## WORK INSTRUCTIONS
Of the lines in this listing, how many contain the word "cdot"? Give the number and nothing else.

= = = =

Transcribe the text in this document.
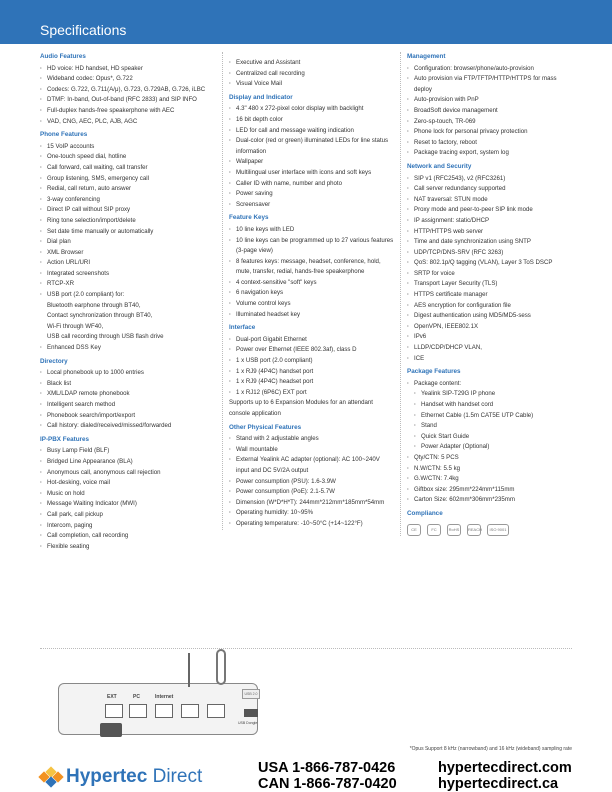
Specifications
Audio Features
· HD voice: HD handset, HD speaker
· Wideband codec: Opus*, G.722
· Codecs: G.722, G.711(A/μ), G.723, G.729AB, G.726, iLBC
· DTMF: In-band, Out-of-band (RFC 2833) and SIP INFO
· Full-duplex hands-free speakerphone with AEC
· VAD, CNG, AEC, PLC, AJB, AGC
Phone Features
· 15 VoIP accounts
· One-touch speed dial, hotline
· Call forward, call waiting, call transfer
· Group listening, SMS, emergency call
· Redial, call return, auto answer
· 3-way conferencing
· Direct IP call without SIP proxy
· Ring tone selection/import/delete
· Set date time manually or automatically
· Dial plan
· XML Browser
· Action URL/URI
· Integrated screenshots
· RTCP-XR
· USB port (2.0 compliant) for:
Bluetooth earphone through BT40,
Contact synchronization through BT40,
Wi-Fi through WF40,
USB call recording through USB flash drive
· Enhanced DSS Key
Directory
· Local phonebook up to 1000 entries
· Black list
· XML/LDAP remote phonebook
· Intelligent search method
· Phonebook search/import/export
· Call history: dialed/received/missed/forwarded
IP-PBX Features
· Busy Lamp Field (BLF)
· Bridged Line Appearance (BLA)
· Anonymous call, anonymous call rejection
· Hot-desking, voice mail
· Music on hold
· Message Waiting Indicator (MWI)
· Call park, call pickup
· Intercom, paging
· Call completion, call recording
· Flexible seating
· Executive and Assistant
· Centralized call recording
· Visual Voice Mail
Display and Indicator
· 4.3" 480 x 272-pixel color display with backlight
· 16 bit depth color
· LED for call and message waiting indication
· Dual-color (red or green) illuminated LEDs for line status information
· Wallpaper
· Multilingual user interface with icons and soft keys
· Caller ID with name, number and photo
· Power saving
· Screensaver
Feature Keys
· 10 line keys with LED
· 10 line keys can be programmed up to 27 various features (3-page view)
· 8 features keys: message, headset, conference, hold, mute, transfer, redial, hands-free speakerphone
· 4 context-sensitive "soft" keys
· 6 navigation keys
· Volume control keys
· Illuminated headset key
Interface
· Dual-port Gigabit Ethernet
· Power over Ethernet (IEEE 802.3af), class D
· 1 x USB port (2.0 compliant)
· 1 x RJ9 (4P4C) handset port
· 1 x RJ9 (4P4C) headset port
· 1 x RJ12 (6P6C) EXT port
Supports up to 6 Expansion Modules for an attendant console application
Other Physical Features
· Stand with 2 adjustable angles
· Wall mountable
· External Yealink AC adapter (optional): AC 100~240V input and DC 5V/2A output
· Power consumption (PSU): 1.6-3.9W
· Power consumption (PoE): 2.1-5.7W
· Dimension (W*D*H*T): 244mm*212mm*185mm*54mm
· Operating humidity: 10~95%
· Operating temperature: -10~50°C (+14~122°F)
Management
· Configuration: browser/phone/auto-provision
· Auto provision via FTP/TFTP/HTTP/HTTPS for mass deploy
· Auto-provision with PnP
· BroadSoft device management
· Zero-sp-touch, TR-069
· Phone lock for personal privacy protection
· Reset to factory, reboot
· Package tracing export, system log
Network and Security
· SIP v1 (RFC2543), v2 (RFC3261)
· Call server redundancy supported
· NAT traversal: STUN mode
· Proxy mode and peer-to-peer SIP link mode
· IP assignment: static/DHCP
· HTTP/HTTPS web server
· Time and date synchronization using SNTP
· UDP/TCP/DNS-SRV (RFC 3263)
· QoS: 802.1p/Q tagging (VLAN), Layer 3 ToS DSCP
· SRTP for voice
· Transport Layer Security (TLS)
· HTTPS certificate manager
· AES encryption for configuration file
· Digest authentication using MD5/MD5-sess
· OpenVPN, IEEE802.1X
· IPv6
· LLDP/CDP/DHCP VLAN,
· ICE
Package Features
· Package content:
· Yealink SIP-T29G IP phone
· Handset with handset cord
· Ethernet Cable (1.5m CAT5E UTP Cable)
· Stand
· Quick Start Guide
· Power Adapter (Optional)
· Qty/CTN: 5 PCS
· N.W/CTN: 5.5 kg
· G.W/CTN: 7.4kg
· Giftbox size: 295mm*224mm*115mm
· Carton Size: 602mm*306mm*235mm
Compliance
CE	FC	RoHS	REACH	ISO 9001
EXT	PC	Internet	USB 2.0
USB Dongle
*Opus Support 8 kHz (narrowband) and 16 kHz (wideband) sampling rate
Hypertec Direct	USA 1-866-787-0426
CAN 1-866-787-0420
hypertecdirect.com
hypertecdirect.ca
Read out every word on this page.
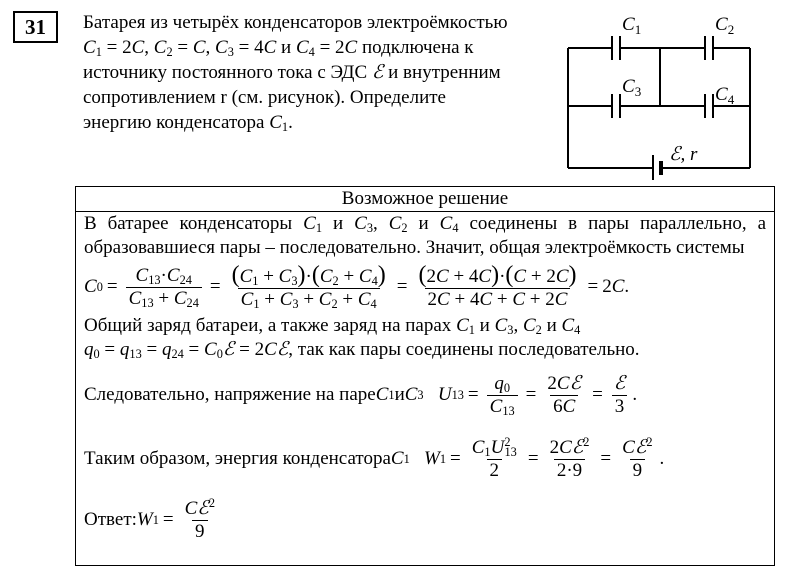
31	Батарея из четырёх конденсаторов электроёмкостью

$C_1 = 2C$, $C_2 = C$, $C_3 = 4C$ и $C_4 = 2C$ подключена к

источнику постоянного тока с ЭДС ℰ и внутренним

сопротивлением r (см. рисунок). Определите

энергию конденсатора $C_1$.

$C_1$	$C_2$
$C_3$	$C_4$
ℰ, r
Возможное решение

В батарее конденсаторы $C_1$ и $C_3$, $C_2$ и $C_4$ соединены в пары параллельно, а образовавшиеся пары – последовательно. Значит, общая электроёмкость системы

C $0 = \frac{C_{13}\cdot C_{24}}{C_{13} + C_{24}} = \frac{(C_1 + C_3)\cdot(C_2 + C_4)}{C_1 + C_3 + C_2 + C_4} = \frac{(2C + 4C)\cdot(C + 2C)}{2C + 4C + C + 2C} = 2$ C .

Общий заряд батареи, а также заряд на парах $C_1$ и $C_3$, $C_2$ и $C_4$
$q_0 = q_{13} = q_{24}$ = $C_0ℰ$ = 2Cℰ, так как пары соединены последовательно.

Следовательно, напряжение на паре C 1 и C 3
U $13 = \frac{q_0}{C_{13}} = \frac{\text{2Cℰ}}{6C} = \frac{\text{ℰ}}{3}$ .
Таким образом, энергия конденсатора C 1
W $1 = \frac{C_1U^2_{13}}{2} = \frac{2Cℰ^2}{2\cdot 9} = \frac{Cℰ^2}{9}$ .
Ответ: W $1 = \frac{Cℰ^2}{9}$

= = = =

## SOLUTION
2